Transcribe word for word the lines spanning the line with "Extract all readable text from this page." through the end of the records.

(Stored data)
"""

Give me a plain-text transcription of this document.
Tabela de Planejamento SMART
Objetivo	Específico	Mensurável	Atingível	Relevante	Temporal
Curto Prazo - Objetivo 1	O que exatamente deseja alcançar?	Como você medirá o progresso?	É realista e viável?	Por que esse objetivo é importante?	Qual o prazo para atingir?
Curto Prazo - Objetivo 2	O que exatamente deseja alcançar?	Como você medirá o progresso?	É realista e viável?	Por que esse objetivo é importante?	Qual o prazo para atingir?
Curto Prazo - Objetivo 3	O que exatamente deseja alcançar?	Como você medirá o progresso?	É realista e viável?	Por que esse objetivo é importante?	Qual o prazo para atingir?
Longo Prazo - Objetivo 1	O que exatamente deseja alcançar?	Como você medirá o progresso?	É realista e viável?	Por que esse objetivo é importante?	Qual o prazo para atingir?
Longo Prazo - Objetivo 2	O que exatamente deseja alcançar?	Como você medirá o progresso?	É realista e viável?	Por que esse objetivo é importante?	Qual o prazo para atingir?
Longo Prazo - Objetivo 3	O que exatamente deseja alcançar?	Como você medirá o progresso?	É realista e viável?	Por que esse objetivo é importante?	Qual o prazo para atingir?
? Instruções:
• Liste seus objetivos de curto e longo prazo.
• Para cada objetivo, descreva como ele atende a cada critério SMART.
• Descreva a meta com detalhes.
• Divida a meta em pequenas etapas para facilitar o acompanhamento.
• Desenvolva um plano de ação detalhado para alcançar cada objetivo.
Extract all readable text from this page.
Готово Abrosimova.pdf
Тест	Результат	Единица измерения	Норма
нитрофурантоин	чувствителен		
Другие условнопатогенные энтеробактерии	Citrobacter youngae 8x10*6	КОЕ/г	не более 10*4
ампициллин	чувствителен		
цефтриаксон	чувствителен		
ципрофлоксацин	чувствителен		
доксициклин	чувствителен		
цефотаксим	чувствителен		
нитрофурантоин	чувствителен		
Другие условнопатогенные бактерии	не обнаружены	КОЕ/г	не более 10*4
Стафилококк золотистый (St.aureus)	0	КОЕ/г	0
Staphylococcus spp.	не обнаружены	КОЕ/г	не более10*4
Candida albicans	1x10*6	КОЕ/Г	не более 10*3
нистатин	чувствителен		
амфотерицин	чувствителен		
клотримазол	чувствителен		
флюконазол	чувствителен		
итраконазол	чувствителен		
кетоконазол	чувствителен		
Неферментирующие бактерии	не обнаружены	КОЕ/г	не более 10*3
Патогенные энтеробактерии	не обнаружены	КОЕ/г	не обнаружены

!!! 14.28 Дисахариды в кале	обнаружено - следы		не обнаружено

"""

Response for this exercise:
Extract all readable text from this page.
Готово Abrosimova.pdf
Тест	Результат	Единица измерения	Норма
нитрофурантоин	чувствителен		
Другие условнопатогенные энтеробактерии	Citrobacter youngae 8x10*6	КОЕ/г	не более 10*4
ампициллин	чувствителен		
цефтриаксон	чувствителен		
ципрофлоксацин	чувствителен		
доксициклин	чувствителен		
цефотаксим	чувствителен		
нитрофурантоин	чувствителен		
Другие условнопатогенные бактерии	не обнаружены	КОЕ/г	не более 10*4
Стафилококк золотистый (St.aureus)	0	КОЕ/г	0
Staphylococcus spp.	не обнаружены	КОЕ/г	не более10*4
Candida albicans	1x10*6	КОЕ/Г	не более 10*3
нистатин	чувствителен		
амфотерицин	чувствителен		
клотримазол	чувствителен		
флюконазол	чувствителен		
итраконазол	чувствителен		
кетоконазол	чувствителен		
Неферментирующие бактерии	не обнаружены	КОЕ/г	не более 10*3
Патогенные энтеробактерии	не обнаружены	КОЕ/г	не обнаружены

!!! 14.28 Дисахариды в кале	обнаружено - следы		не обнаружено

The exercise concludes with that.